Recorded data
'''

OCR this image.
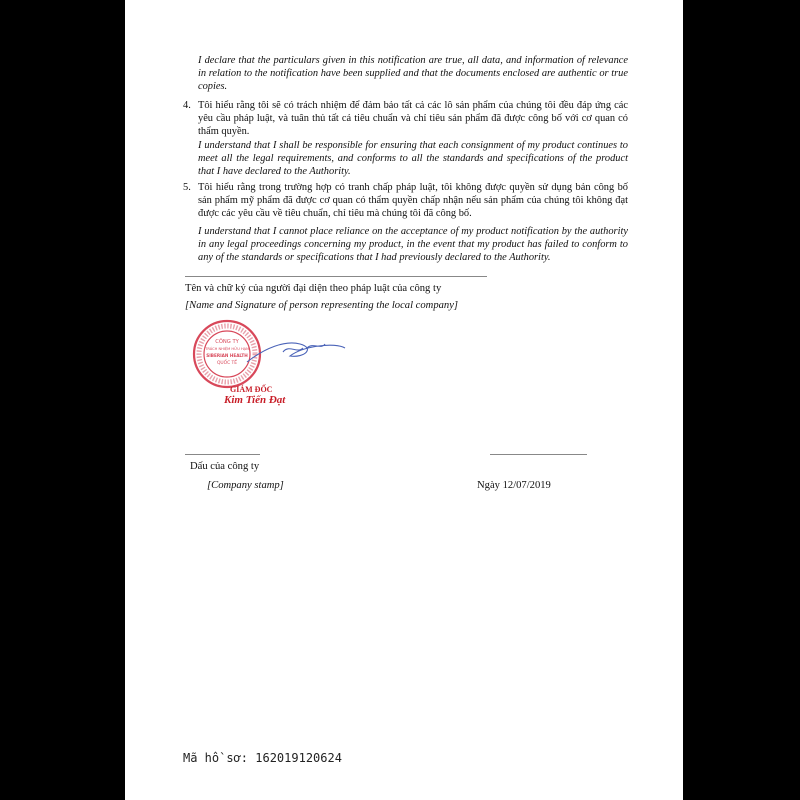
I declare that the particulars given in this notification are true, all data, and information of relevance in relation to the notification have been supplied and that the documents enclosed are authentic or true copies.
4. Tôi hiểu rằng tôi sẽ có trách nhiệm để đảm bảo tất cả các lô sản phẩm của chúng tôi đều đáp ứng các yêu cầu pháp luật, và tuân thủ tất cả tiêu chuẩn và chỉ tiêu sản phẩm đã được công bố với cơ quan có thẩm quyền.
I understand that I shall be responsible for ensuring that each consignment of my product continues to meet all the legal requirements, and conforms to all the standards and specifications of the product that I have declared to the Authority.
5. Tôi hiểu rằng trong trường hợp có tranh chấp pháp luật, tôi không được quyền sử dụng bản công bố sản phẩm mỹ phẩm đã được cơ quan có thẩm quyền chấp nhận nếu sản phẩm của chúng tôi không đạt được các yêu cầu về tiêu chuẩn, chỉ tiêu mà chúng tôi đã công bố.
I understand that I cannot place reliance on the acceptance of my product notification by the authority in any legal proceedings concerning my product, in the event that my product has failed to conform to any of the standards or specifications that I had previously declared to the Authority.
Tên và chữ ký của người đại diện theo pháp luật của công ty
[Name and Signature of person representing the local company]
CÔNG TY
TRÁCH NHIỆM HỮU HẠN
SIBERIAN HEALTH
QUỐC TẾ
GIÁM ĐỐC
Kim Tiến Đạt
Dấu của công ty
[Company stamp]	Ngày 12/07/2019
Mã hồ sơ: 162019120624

'''

» **Exercise requirements**:
Select every line in the material above where the string "phẩm" occurs, and copy it.

» **Reply**:
4. Tôi hiểu rằng tôi sẽ có trách nhiệm để đảm bảo tất cả các lô sản phẩm của chúng tôi đều đáp ứng các yêu cầu pháp luật, và tuân thủ tất cả tiêu chuẩn và chỉ tiêu sản phẩm đã được công bố với cơ quan có thẩm quyền.
5. Tôi hiểu rằng trong trường hợp có tranh chấp pháp luật, tôi không được quyền sử dụng bản công bố sản phẩm mỹ phẩm đã được cơ quan có thẩm quyền chấp nhận nếu sản phẩm của chúng tôi không đạt được các yêu cầu về tiêu chuẩn, chỉ tiêu mà chúng tôi đã công bố.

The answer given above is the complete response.